* _Goal of the exercise_
Every entry must be duplicated precisely as written.

** start Data section **

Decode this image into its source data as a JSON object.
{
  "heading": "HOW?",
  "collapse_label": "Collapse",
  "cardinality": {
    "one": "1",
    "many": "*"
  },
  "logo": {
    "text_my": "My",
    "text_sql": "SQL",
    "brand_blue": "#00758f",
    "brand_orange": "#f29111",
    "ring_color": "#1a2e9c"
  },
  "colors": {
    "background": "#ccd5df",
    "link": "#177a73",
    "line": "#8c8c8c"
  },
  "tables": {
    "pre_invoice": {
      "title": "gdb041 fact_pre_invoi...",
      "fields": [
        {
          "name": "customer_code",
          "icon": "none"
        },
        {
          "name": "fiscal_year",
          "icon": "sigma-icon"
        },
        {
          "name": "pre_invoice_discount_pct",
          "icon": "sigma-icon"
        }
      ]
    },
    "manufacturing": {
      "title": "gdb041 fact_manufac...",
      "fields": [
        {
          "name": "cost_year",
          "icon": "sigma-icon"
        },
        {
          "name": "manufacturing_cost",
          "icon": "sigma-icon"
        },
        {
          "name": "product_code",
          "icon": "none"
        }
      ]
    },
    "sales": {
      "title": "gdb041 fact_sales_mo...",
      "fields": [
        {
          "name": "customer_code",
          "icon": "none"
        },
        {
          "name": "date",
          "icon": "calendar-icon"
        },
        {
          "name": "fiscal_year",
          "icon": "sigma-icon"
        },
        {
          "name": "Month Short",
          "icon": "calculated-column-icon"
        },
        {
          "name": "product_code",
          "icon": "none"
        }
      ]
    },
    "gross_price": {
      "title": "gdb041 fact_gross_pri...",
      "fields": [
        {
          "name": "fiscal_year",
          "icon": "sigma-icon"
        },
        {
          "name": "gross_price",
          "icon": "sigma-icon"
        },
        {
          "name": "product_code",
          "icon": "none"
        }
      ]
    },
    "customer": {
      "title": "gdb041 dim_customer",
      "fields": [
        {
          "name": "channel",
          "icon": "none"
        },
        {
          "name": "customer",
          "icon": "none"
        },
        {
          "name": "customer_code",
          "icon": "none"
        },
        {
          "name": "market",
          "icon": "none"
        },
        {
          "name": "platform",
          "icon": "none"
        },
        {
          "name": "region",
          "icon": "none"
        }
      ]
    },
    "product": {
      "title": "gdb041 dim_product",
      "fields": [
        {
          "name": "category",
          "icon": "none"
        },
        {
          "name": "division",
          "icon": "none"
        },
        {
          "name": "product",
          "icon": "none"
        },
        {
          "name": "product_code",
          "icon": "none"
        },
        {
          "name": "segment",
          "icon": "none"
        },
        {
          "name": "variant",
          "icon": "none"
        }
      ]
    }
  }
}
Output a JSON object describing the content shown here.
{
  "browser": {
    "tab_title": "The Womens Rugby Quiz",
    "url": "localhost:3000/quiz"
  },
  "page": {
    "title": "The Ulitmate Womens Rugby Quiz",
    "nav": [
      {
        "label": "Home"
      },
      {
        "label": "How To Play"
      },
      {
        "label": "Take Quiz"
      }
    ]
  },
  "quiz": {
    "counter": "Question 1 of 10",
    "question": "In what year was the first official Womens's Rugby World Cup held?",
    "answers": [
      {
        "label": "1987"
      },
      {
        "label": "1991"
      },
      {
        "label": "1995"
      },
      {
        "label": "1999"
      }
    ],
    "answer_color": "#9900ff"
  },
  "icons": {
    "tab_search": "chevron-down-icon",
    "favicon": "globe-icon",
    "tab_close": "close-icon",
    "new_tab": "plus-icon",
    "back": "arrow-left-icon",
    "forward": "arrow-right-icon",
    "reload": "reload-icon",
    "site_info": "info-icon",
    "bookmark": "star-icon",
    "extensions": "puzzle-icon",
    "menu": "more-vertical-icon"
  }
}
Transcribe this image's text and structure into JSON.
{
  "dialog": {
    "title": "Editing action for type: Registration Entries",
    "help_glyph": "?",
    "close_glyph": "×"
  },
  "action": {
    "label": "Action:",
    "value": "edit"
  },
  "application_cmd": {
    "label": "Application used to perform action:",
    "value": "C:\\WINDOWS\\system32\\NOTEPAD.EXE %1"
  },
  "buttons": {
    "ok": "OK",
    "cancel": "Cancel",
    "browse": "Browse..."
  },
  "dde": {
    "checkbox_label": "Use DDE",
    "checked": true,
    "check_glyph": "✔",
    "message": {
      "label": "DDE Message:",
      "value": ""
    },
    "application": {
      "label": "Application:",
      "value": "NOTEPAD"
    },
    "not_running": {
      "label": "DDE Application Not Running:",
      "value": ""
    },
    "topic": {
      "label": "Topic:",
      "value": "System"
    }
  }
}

** end Data section **

* _Task output_
Decode this image into its source data as a JSON object.
{
  "heading": "HOW?",
  "collapse_label": "Collapse",
  "cardinality": {
    "one": "1",
    "many": "*"
  },
  "logo": {
    "text_my": "My",
    "text_sql": "SQL",
    "brand_blue": "#00758f",
    "brand_orange": "#f29111",
    "ring_color": "#1a2e9c"
  },
  "colors": {
    "background": "#ccd5df",
    "link": "#177a73",
    "line": "#8c8c8c"
  },
  "tables": {
    "pre_invoice": {
      "title": "gdb041 fact_pre_invoi...",
      "fields": [
        {
          "name": "customer_code",
          "icon": "none"
        },
        {
          "name": "fiscal_year",
          "icon": "sigma-icon"
        },
        {
          "name": "pre_invoice_discount_pct",
          "icon": "sigma-icon"
        }
      ]
    },
    "manufacturing": {
      "title": "gdb041 fact_manufac...",
      "fields": [
        {
          "name": "cost_year",
          "icon": "sigma-icon"
        },
        {
          "name": "manufacturing_cost",
          "icon": "sigma-icon"
        },
        {
          "name": "product_code",
          "icon": "none"
        }
      ]
    },
    "sales": {
      "title": "gdb041 fact_sales_mo...",
      "fields": [
        {
          "name": "customer_code",
          "icon": "none"
        },
        {
          "name": "date",
          "icon": "calendar-icon"
        },
        {
          "name": "fiscal_year",
          "icon": "sigma-icon"
        },
        {
          "name": "Month Short",
          "icon": "calculated-column-icon"
        },
        {
          "name": "product_code",
          "icon": "none"
        }
      ]
    },
    "gross_price": {
      "title": "gdb041 fact_gross_pri...",
      "fields": [
        {
          "name": "fiscal_year",
          "icon": "sigma-icon"
        },
        {
          "name": "gross_price",
          "icon": "sigma-icon"
        },
        {
          "name": "product_code",
          "icon": "none"
        }
      ]
    },
    "customer": {
      "title": "gdb041 dim_customer",
      "fields": [
        {
          "name": "channel",
          "icon": "none"
        },
        {
          "name": "customer",
          "icon": "none"
        },
        {
          "name": "customer_code",
          "icon": "none"
        },
        {
          "name": "market",
          "icon": "none"
        },
        {
          "name": "platform",
          "icon": "none"
        },
        {
          "name": "region",
          "icon": "none"
        }
      ]
    },
    "product": {
      "title": "gdb041 dim_product",
      "fields": [
        {
          "name": "category",
          "icon": "none"
        },
        {
          "name": "division",
          "icon": "none"
        },
        {
          "name": "product",
          "icon": "none"
        },
        {
          "name": "product_code",
          "icon": "none"
        },
        {
          "name": "segment",
          "icon": "none"
        },
        {
          "name": "variant",
          "icon": "none"
        }
      ]
    }
  }
}
Output a JSON object describing the content shown here.
{
  "browser": {
    "tab_title": "The Womens Rugby Quiz",
    "url": "localhost:3000/quiz"
  },
  "page": {
    "title": "The Ulitmate Womens Rugby Quiz",
    "nav": [
      {
        "label": "Home"
      },
      {
        "label": "How To Play"
      },
      {
        "label": "Take Quiz"
      }
    ]
  },
  "quiz": {
    "counter": "Question 1 of 10",
    "question": "In what year was the first official Womens's Rugby World Cup held?",
    "answers": [
      {
        "label": "1987"
      },
      {
        "label": "1991"
      },
      {
        "label": "1995"
      },
      {
        "label": "1999"
      }
    ],
    "answer_color": "#9900ff"
  },
  "icons": {
    "tab_search": "chevron-down-icon",
    "favicon": "globe-icon",
    "tab_close": "close-icon",
    "new_tab": "plus-icon",
    "back": "arrow-left-icon",
    "forward": "arrow-right-icon",
    "reload": "reload-icon",
    "site_info": "info-icon",
    "bookmark": "star-icon",
    "extensions": "puzzle-icon",
    "menu": "more-vertical-icon"
  }
}
Transcribe this image's text and structure into JSON.
{
  "dialog": {
    "title": "Editing action for type: Registration Entries",
    "help_glyph": "?",
    "close_glyph": "×"
  },
  "action": {
    "label": "Action:",
    "value": "edit"
  },
  "application_cmd": {
    "label": "Application used to perform action:",
    "value": "C:\\WINDOWS\\system32\\NOTEPAD.EXE %1"
  },
  "buttons": {
    "ok": "OK",
    "cancel": "Cancel",
    "browse": "Browse..."
  },
  "dde": {
    "checkbox_label": "Use DDE",
    "checked": true,
    "check_glyph": "✔",
    "message": {
      "label": "DDE Message:",
      "value": ""
    },
    "application": {
      "label": "Application:",
      "value": "NOTEPAD"
    },
    "not_running": {
      "label": "DDE Application Not Running:",
      "value": ""
    },
    "topic": {
      "label": "Topic:",
      "value": "System"
    }
  }
}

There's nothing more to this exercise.